# [Written instruction]
Extract each line of the data below exactly as written.

** Start Data excerpts **

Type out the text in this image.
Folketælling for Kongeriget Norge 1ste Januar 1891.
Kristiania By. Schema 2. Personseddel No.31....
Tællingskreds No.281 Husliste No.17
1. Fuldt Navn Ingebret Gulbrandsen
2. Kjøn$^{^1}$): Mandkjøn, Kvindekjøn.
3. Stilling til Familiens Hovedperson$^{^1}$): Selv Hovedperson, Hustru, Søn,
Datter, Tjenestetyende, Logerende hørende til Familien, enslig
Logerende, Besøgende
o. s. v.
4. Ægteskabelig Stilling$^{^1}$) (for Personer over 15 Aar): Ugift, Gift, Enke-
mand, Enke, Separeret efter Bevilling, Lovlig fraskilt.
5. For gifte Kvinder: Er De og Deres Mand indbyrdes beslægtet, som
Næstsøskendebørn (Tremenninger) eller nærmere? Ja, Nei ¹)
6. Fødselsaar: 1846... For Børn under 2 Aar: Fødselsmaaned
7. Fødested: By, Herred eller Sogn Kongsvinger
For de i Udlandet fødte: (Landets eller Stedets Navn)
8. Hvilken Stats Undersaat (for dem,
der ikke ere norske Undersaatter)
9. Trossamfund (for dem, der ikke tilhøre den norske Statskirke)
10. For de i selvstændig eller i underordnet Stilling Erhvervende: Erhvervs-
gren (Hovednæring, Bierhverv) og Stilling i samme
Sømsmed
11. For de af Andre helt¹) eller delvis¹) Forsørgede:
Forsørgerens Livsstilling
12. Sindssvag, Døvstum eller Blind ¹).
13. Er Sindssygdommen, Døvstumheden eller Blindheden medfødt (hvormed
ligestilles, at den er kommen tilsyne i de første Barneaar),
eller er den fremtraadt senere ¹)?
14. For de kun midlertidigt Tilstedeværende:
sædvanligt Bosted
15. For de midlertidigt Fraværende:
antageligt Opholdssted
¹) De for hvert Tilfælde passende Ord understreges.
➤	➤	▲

** End Data excerpts **

# [Correct result]
Type out the text in this image.
Folketælling for Kongeriget Norge 1ste Januar 1891.
Kristiania By. Schema 2. Personseddel No.31....
Tællingskreds No.281 Husliste No.17
1. Fuldt Navn Ingebret Gulbrandsen
2. Kjøn$^{^1}$): Mandkjøn, Kvindekjøn.
3. Stilling til Familiens Hovedperson$^{^1}$): Selv Hovedperson, Hustru, Søn,
Datter, Tjenestetyende, Logerende hørende til Familien, enslig
Logerende, Besøgende
o. s. v.
4. Ægteskabelig Stilling$^{^1}$) (for Personer over 15 Aar): Ugift, Gift, Enke-
mand, Enke, Separeret efter Bevilling, Lovlig fraskilt.
5. For gifte Kvinder: Er De og Deres Mand indbyrdes beslægtet, som
Næstsøskendebørn (Tremenninger) eller nærmere? Ja, Nei ¹)
6. Fødselsaar: 1846... For Børn under 2 Aar: Fødselsmaaned
7. Fødested: By, Herred eller Sogn Kongsvinger
For de i Udlandet fødte: (Landets eller Stedets Navn)
8. Hvilken Stats Undersaat (for dem,
der ikke ere norske Undersaatter)
9. Trossamfund (for dem, der ikke tilhøre den norske Statskirke)
10. For de i selvstændig eller i underordnet Stilling Erhvervende: Erhvervs-
gren (Hovednæring, Bierhverv) og Stilling i samme
Sømsmed
11. For de af Andre helt¹) eller delvis¹) Forsørgede:
Forsørgerens Livsstilling
12. Sindssvag, Døvstum eller Blind ¹).
13. Er Sindssygdommen, Døvstumheden eller Blindheden medfødt (hvormed
ligestilles, at den er kommen tilsyne i de første Barneaar),
eller er den fremtraadt senere ¹)?
14. For de kun midlertidigt Tilstedeværende:
sædvanligt Bosted
15. For de midlertidigt Fraværende:
antageligt Opholdssted
¹) De for hvert Tilfælde passende Ord understreges.
➤	➤	▲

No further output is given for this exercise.